--- Start Data ---
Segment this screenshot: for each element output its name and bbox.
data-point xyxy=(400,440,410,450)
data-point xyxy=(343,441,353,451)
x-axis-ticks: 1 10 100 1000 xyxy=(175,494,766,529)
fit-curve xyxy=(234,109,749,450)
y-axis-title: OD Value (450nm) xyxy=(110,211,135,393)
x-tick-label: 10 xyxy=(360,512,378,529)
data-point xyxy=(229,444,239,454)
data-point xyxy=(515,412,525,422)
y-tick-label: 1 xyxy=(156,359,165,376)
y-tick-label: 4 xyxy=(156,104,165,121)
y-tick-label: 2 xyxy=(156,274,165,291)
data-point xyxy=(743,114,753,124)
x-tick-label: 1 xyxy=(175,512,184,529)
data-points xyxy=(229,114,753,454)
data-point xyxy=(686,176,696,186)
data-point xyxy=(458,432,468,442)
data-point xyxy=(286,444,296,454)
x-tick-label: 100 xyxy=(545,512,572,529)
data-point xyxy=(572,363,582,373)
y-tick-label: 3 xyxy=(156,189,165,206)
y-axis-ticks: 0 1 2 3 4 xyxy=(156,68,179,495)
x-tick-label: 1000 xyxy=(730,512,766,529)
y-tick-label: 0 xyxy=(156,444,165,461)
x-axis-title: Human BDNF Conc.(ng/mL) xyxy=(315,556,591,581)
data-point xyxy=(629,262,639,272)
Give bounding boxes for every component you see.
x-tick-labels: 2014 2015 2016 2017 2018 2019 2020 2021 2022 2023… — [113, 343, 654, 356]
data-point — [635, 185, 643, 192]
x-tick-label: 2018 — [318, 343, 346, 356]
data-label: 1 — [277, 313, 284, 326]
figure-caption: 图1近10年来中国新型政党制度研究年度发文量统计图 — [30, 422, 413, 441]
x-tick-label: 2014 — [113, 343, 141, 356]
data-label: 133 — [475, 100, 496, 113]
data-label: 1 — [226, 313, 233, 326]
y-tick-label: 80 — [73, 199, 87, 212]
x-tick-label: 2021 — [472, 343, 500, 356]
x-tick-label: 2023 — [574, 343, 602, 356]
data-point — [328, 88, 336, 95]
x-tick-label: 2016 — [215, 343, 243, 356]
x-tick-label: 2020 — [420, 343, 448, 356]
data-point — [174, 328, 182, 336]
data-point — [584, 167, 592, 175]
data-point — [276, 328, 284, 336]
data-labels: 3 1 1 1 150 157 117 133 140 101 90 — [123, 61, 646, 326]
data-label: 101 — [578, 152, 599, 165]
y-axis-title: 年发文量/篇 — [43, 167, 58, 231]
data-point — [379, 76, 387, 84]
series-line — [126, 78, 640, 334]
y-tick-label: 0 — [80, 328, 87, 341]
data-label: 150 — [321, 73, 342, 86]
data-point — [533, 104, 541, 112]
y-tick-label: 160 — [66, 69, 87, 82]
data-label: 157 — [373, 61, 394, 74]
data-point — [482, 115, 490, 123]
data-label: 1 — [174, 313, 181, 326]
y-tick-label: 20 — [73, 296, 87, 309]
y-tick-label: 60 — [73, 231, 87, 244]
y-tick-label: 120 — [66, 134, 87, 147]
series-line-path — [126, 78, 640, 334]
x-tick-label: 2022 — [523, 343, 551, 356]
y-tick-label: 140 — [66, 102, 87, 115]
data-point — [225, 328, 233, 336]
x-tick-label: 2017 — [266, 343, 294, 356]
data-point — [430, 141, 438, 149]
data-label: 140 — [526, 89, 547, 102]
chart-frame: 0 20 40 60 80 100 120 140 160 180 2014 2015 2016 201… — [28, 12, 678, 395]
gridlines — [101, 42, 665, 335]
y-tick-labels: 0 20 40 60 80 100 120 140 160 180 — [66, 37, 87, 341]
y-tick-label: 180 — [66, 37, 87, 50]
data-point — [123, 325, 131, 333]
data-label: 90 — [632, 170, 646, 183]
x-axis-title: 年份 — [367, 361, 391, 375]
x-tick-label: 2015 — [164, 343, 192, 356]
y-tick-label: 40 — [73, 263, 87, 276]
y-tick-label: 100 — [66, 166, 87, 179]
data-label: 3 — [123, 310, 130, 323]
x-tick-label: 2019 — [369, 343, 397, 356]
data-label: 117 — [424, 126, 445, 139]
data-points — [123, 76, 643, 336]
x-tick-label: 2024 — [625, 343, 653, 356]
--- End Data ---
▶ **What you need to do**: Rewrite the items above as a JSON list of strings, with one string for each line and blank lines left out.

▶ **Task output**:
[
  "Segment this screenshot: for each element output its name and bbox.",
  "data-point xyxy=(400,440,410,450)",
  "data-point xyxy=(343,441,353,451)",
  "x-axis-ticks: 1 10 100 1000 xyxy=(175,494,766,529)",
  "fit-curve xyxy=(234,109,749,450)",
  "y-axis-title: OD Value (450nm) xyxy=(110,211,135,393)",
  "x-tick-label: 10 xyxy=(360,512,378,529)",
  "data-point xyxy=(229,444,239,454)",
  "data-point xyxy=(515,412,525,422)",
  "y-tick-label: 1 xyxy=(156,359,165,376)",
  "y-tick-label: 4 xyxy=(156,104,165,121)",
  "y-tick-label: 2 xyxy=(156,274,165,291)",
  "data-point xyxy=(743,114,753,124)",
  "x-tick-label: 1 xyxy=(175,512,184,529)",
  "data-points xyxy=(229,114,753,454)",
  "data-point xyxy=(686,176,696,186)",
  "data-point xyxy=(458,432,468,442)",
  "data-point xyxy=(286,444,296,454)",
  "x-tick-label: 100 xyxy=(545,512,572,529)",
  "data-point xyxy=(572,363,582,373)",
  "y-tick-label: 3 xyxy=(156,189,165,206)",
  "y-axis-ticks: 0 1 2 3 4 xyxy=(156,68,179,495)",
  "x-tick-label: 1000 xyxy=(730,512,766,529)",
  "y-tick-label: 0 xyxy=(156,444,165,461)",
  "x-axis-title: Human BDNF Conc.(ng/mL) xyxy=(315,556,591,581)",
  "data-point xyxy=(629,262,639,272)",
  "Give bounding boxes for every component you see.",
  "x-tick-labels: 2014 2015 2016 2017 2018 2019 2020 2021 2022 2023… — [113, 343, 654, 356]",
  "data-point — [635, 185, 643, 192]",
  "x-tick-label: 2018 — [318, 343, 346, 356]",
  "data-label: 1 — [277, 313, 284, 326]",
  "figure-caption: 图1近10年来中国新型政党制度研究年度发文量统计图 — [30, 422, 413, 441]",
  "x-tick-label: 2014 — [113, 343, 141, 356]",
  "data-label: 133 — [475, 100, 496, 113]",
  "data-label: 1 — [226, 313, 233, 326]",
  "y-tick-label: 80 — [73, 199, 87, 212]",
  "x-tick-label: 2021 — [472, 343, 500, 356]",
  "x-tick-label: 2023 — [574, 343, 602, 356]",
  "data-point — [328, 88, 336, 95]",
  "x-tick-label: 2016 — [215, 343, 243, 356]",
  "x-tick-label: 2020 — [420, 343, 448, 356]",
  "data-point — [174, 328, 182, 336]",
  "data-point — [584, 167, 592, 175]",
  "data-point — [276, 328, 284, 336]",
  "data-labels: 3 1 1 1 150 157 117 133 140 101 90 — [123, 61, 646, 326]",
  "data-label: 101 — [578, 152, 599, 165]",
  "y-axis-title: 年发文量/篇 — [43, 167, 58, 231]",
  "data-point — [379, 76, 387, 84]",
  "series-line — [126, 78, 640, 334]",
  "y-tick-label: 0 — [80, 328, 87, 341]",
  "data-label: 150 — [321, 73, 342, 86]",
  "data-point — [533, 104, 541, 112]",
  "y-tick-label: 160 — [66, 69, 87, 82]",
  "data-label: 157 — [373, 61, 394, 74]",
  "data-point — [482, 115, 490, 123]",
  "data-label: 1 — [174, 313, 181, 326]",
  "y-tick-label: 20 — [73, 296, 87, 309]",
  "y-tick-label: 60 — [73, 231, 87, 244]",
  "y-tick-label: 120 — [66, 134, 87, 147]",
  "series-line-path — [126, 78, 640, 334]",
  "x-tick-label: 2022 — [523, 343, 551, 356]",
  "y-tick-label: 140 — [66, 102, 87, 115]",
  "data-point — [225, 328, 233, 336]",
  "x-tick-label: 2017 — [266, 343, 294, 356]",
  "data-point — [430, 141, 438, 149]",
  "data-label: 140 — [526, 89, 547, 102]",
  "chart-frame: 0 20 40 60 80 100 120 140 160 180 2014 2015 2016 201… — [28, 12, 678, 395]",
  "gridlines — [101, 42, 665, 335]",
  "y-tick-labels: 0 20 40 60 80 100 120 140 160 180 — [66, 37, 87, 341]",
  "y-tick-label: 180 — [66, 37, 87, 50]",
  "data-point — [123, 325, 131, 333]",
  "data-label: 90 — [632, 170, 646, 183]",
  "x-axis-title: 年份 — [367, 361, 391, 375]",
  "x-tick-label: 2015 — [164, 343, 192, 356]",
  "y-tick-label: 40 — [73, 263, 87, 276]",
  "y-tick-label: 100 — [66, 166, 87, 179]",
  "data-label: 3 — [123, 310, 130, 323]",
  "x-tick-label: 2019 — [369, 343, 397, 356]",
  "data-label: 117 — [424, 126, 445, 139]",
  "data-points — [123, 76, 643, 336]",
  "x-tick-label: 2024 — [625, 343, 653, 356]"
]